Objective
Give the number of lines that hold the string "Mapy". Nothing else is needed.

Material to process

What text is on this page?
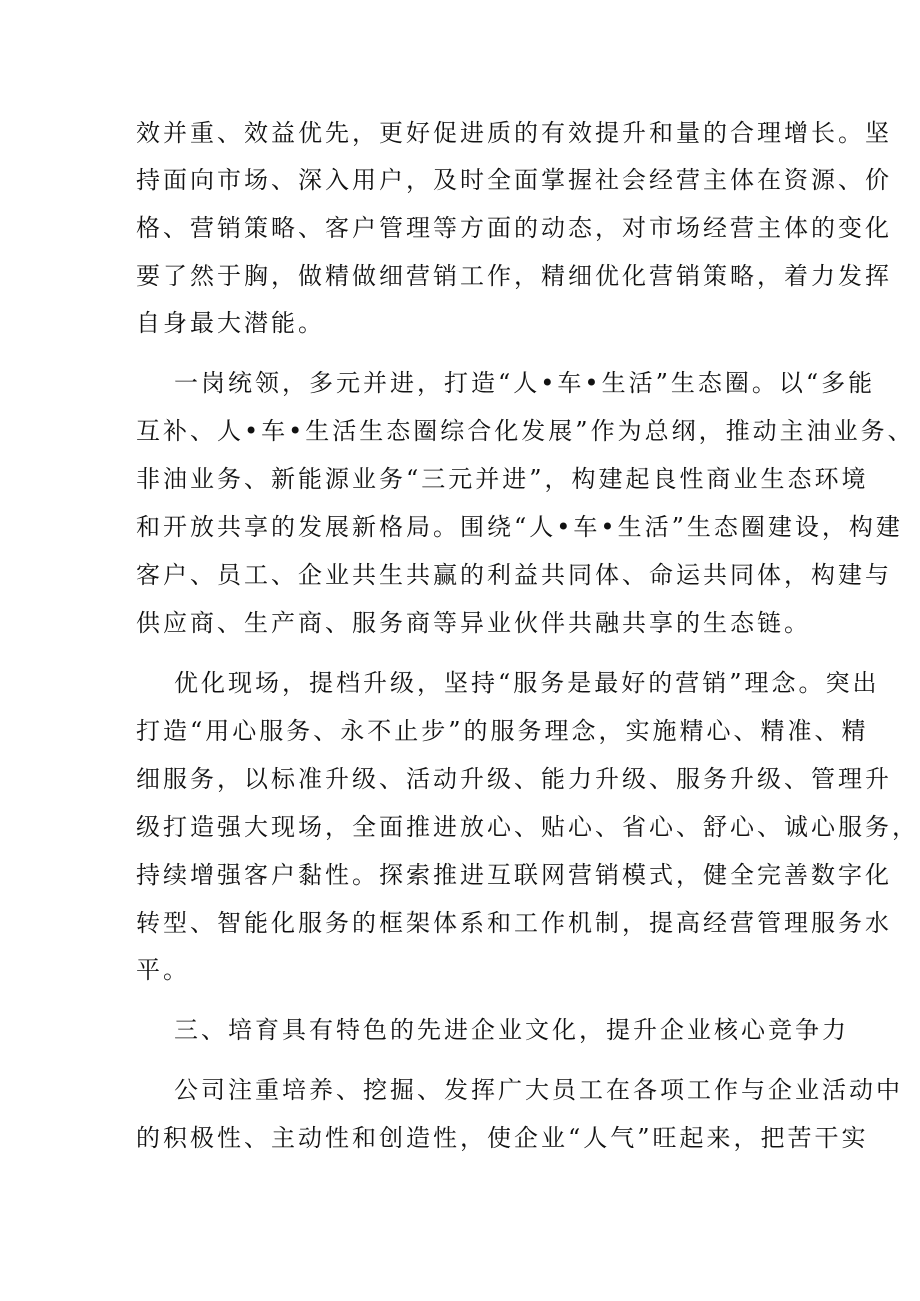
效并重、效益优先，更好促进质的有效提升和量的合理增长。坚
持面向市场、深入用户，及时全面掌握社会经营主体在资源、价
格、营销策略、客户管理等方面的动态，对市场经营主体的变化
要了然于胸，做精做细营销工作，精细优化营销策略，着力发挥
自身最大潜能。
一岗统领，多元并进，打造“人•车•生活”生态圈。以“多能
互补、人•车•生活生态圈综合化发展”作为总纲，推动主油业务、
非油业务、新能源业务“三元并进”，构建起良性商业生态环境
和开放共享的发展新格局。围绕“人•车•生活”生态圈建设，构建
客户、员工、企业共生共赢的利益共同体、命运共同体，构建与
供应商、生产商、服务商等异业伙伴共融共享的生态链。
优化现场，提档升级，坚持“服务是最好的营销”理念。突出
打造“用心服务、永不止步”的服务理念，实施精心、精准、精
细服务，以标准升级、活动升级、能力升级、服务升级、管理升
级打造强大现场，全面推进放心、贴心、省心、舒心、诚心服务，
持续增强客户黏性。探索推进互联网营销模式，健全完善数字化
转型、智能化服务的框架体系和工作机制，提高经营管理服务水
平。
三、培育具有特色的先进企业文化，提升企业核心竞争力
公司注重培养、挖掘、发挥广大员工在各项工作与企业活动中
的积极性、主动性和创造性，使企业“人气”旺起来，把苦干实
---
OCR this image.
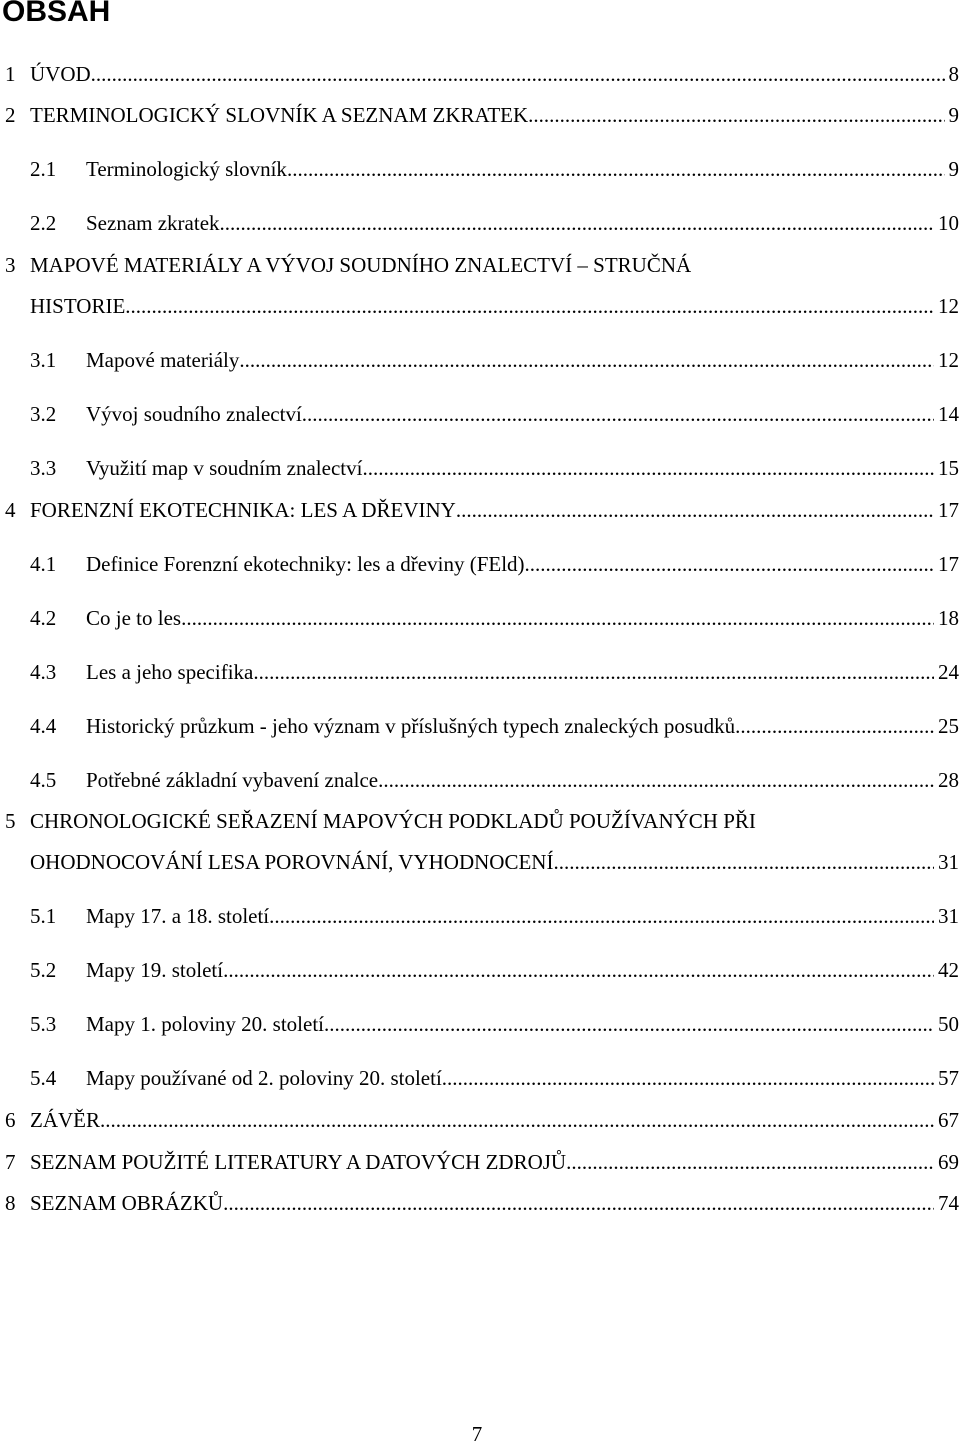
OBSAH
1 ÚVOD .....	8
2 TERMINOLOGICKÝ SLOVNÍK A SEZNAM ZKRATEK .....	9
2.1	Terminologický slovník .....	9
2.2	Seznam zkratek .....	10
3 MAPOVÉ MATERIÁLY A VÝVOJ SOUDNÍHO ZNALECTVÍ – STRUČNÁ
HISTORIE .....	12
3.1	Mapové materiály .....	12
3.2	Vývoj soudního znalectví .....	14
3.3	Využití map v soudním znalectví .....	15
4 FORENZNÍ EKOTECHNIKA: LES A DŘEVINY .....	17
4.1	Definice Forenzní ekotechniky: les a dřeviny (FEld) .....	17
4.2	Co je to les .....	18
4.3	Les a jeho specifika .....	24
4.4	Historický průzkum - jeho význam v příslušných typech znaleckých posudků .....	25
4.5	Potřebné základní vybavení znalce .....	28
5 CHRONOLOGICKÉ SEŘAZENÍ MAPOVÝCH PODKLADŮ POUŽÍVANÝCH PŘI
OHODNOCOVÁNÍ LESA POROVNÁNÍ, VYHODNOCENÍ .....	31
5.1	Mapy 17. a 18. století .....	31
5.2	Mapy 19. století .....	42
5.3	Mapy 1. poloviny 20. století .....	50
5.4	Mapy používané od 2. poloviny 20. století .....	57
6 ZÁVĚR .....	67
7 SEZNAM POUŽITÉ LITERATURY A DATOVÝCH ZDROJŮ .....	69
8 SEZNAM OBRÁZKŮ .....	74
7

Reply to the task
4